**DOCUMENT PASSAGE**.
^^^^

Deja vu: European Commission’s recipe to fix Bulgaria’s economic woes

After finding macroeconomic imbalances in half of EU’s member states, the European Commission issued on May 29 country-specific recommendations on measures that the countries should adopt in the next 18 months. In Bulgaria’s case, the recommendations were a familiar list of topics that have repeatedly come up over the past decade – reforms in the education, health care, pension and judicial systems.

In April, the EC said that it found macroeconomic imbalances in Bulgaria, which, while not excessive, required addressing, in particular in the areas of fighting unemployment and reducing external and corporate indebtedness.

Specifically, while Bulgaria’s public finances were stable, the country should maintain the “sound fiscal framework” in the coming years, improving tax collection so as to “support necessary growth-enhancing expenditure.”

“The labour market is suffering from structural challenges with regional and skills mismatches among the highest in the EU […] Active labour market policies and a well-functioning Employment Agency are needed to help people, particularly the young and other vulnerable groups to find a job. With the highest rate of citizens at risk of poverty in the EU, Bulgaria should also give priority to implementing a comprehensive strategy for social inclusion,” the EC said.

On education, the Commission recommended that “ambitious reforms are agreed and implemented as a priority. Moreover, Bulgaria’s health care system has considerable potential for increasing its efficiency, which would improve the quality of the services it delivers and thereby the population’s overall health.”

To improve business environment, Bulgaria should reduce the administrative burden on companies and encourage lending to small businesses. “Improving the quality and independence of the judiciary system, and effectively tackling corruption are further necessary steps to increase investor confidence,” the EC said.

^^^^

**RECORDS**.
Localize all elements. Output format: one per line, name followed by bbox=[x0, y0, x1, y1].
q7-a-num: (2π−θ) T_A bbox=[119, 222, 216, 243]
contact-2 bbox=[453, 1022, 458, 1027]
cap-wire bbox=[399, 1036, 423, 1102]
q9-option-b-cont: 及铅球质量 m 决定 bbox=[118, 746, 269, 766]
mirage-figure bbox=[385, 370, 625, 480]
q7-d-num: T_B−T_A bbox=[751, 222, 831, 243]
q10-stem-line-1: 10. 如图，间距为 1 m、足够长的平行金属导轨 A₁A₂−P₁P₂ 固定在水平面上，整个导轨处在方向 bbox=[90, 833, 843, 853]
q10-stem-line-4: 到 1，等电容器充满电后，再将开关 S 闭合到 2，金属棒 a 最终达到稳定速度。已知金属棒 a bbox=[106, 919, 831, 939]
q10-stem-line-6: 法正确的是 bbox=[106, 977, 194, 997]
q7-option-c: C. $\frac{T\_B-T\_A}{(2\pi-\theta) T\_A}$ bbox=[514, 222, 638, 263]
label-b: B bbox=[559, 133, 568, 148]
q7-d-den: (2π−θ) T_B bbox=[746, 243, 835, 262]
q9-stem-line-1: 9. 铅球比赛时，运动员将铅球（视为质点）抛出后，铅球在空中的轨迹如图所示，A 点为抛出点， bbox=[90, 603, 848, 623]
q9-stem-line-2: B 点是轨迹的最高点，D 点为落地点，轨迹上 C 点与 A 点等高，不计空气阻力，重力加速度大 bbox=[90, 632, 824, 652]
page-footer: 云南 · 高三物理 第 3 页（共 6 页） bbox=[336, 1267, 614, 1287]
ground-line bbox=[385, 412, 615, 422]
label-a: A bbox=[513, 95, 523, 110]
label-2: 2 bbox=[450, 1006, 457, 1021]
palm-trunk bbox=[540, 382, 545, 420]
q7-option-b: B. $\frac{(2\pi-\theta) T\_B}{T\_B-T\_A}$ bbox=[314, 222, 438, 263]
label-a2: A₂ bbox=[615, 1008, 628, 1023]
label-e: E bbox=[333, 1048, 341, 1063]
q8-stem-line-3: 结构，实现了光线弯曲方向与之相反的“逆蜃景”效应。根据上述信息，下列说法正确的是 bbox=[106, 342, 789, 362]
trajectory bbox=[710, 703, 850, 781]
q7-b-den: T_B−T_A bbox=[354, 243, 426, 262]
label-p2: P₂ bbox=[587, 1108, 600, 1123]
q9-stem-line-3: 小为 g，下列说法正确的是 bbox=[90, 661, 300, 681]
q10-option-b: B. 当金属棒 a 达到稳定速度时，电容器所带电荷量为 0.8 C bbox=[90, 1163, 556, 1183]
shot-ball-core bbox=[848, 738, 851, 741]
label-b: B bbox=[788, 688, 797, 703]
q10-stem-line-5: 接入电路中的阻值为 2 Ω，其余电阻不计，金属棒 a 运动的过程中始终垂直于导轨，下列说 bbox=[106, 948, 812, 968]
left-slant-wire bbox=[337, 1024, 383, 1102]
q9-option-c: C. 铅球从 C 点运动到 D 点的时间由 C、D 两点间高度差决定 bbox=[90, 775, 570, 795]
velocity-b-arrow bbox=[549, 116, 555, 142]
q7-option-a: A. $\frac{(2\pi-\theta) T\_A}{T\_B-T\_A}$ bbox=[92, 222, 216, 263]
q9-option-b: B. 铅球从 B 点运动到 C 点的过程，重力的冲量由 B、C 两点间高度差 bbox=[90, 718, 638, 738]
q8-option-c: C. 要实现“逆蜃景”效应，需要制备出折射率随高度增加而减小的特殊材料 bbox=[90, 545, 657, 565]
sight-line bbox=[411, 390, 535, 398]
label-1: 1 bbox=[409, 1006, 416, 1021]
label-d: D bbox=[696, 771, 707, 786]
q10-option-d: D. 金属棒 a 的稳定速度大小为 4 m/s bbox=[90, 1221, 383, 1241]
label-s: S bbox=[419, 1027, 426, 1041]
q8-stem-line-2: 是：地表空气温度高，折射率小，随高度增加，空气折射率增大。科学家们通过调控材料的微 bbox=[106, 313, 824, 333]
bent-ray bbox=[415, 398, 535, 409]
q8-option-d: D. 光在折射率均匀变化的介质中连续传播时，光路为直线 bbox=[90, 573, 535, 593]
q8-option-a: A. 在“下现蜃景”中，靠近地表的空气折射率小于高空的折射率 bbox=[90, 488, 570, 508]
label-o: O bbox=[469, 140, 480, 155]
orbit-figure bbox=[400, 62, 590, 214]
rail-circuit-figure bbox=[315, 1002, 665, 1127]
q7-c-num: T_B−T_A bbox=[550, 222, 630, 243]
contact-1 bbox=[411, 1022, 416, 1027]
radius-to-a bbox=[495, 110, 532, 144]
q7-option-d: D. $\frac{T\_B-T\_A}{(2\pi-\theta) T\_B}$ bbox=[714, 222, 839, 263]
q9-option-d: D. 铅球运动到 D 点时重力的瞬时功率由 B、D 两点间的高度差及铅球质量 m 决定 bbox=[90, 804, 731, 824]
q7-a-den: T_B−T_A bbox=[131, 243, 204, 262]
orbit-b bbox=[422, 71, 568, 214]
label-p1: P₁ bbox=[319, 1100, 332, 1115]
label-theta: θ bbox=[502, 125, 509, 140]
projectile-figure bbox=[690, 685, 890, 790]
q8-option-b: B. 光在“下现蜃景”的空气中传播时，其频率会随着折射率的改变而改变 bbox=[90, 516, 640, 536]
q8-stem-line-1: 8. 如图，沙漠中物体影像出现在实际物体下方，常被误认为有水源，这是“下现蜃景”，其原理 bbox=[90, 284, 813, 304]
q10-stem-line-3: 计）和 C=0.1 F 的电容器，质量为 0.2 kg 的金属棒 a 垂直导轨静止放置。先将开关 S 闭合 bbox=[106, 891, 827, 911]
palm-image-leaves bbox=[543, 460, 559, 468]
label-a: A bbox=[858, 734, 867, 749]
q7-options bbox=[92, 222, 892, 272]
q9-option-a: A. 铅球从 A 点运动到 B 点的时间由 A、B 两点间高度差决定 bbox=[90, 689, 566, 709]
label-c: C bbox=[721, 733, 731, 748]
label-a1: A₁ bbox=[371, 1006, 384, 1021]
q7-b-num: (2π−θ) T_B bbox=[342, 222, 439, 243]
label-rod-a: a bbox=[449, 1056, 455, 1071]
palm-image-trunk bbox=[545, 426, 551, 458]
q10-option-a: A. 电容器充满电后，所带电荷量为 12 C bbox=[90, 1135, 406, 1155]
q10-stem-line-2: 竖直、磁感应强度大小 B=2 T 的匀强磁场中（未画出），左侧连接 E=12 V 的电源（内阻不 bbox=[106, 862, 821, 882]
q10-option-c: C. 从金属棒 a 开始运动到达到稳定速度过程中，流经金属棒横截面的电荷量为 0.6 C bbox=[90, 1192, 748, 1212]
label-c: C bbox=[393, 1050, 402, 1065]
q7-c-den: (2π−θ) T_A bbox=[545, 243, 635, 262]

^^^^

**EXERCISE SET**.
1. In the article on the European Commission's recommendations for Bulgaria, which systems are named as needing the reforms that have repeatedly come up over the past decade?
2. Pick up the article on the European Commission's recommendations for Bulgaria after its last sentence and write a further paragraph.
The records are separate material and have no connection to the article on the European Commission's recommendations for Bulgaria.

**ANSWERS BY TASK**.
1.
- Education
- Health care
- Pension
- Judicial

2.
On retirement reform, the Commission said that Bulgarian workers left the labour market earlier than the EU average. “Ensuring the adequacy of pension provision – and increasing the supply of labour – depends on further measures to encourage Bulgarians to contribute to the system over longer working lives.”

Bulgaria should also put the EU funds made available to the country to better use, having so far only used 30 per cent of the money allocated to the country since 2007. “The effective deployment of these resources on quality projects is crucial for sustaining necessary public investment. To increase investment, while avoiding irregularities, the relevant legislation should be fully enforced,” the EC said.

Finally, in the energy sector, Bulgaria remained dependent on external resources and remained highly energy inefficient. The country should implement energy market regulations in full and modernise its energy sector “to deliver more competitive and secure energy at a lower cost to citizens, businesses and the environment.”

(European Commission headquarters Berlaymont building. Photo: JLogan)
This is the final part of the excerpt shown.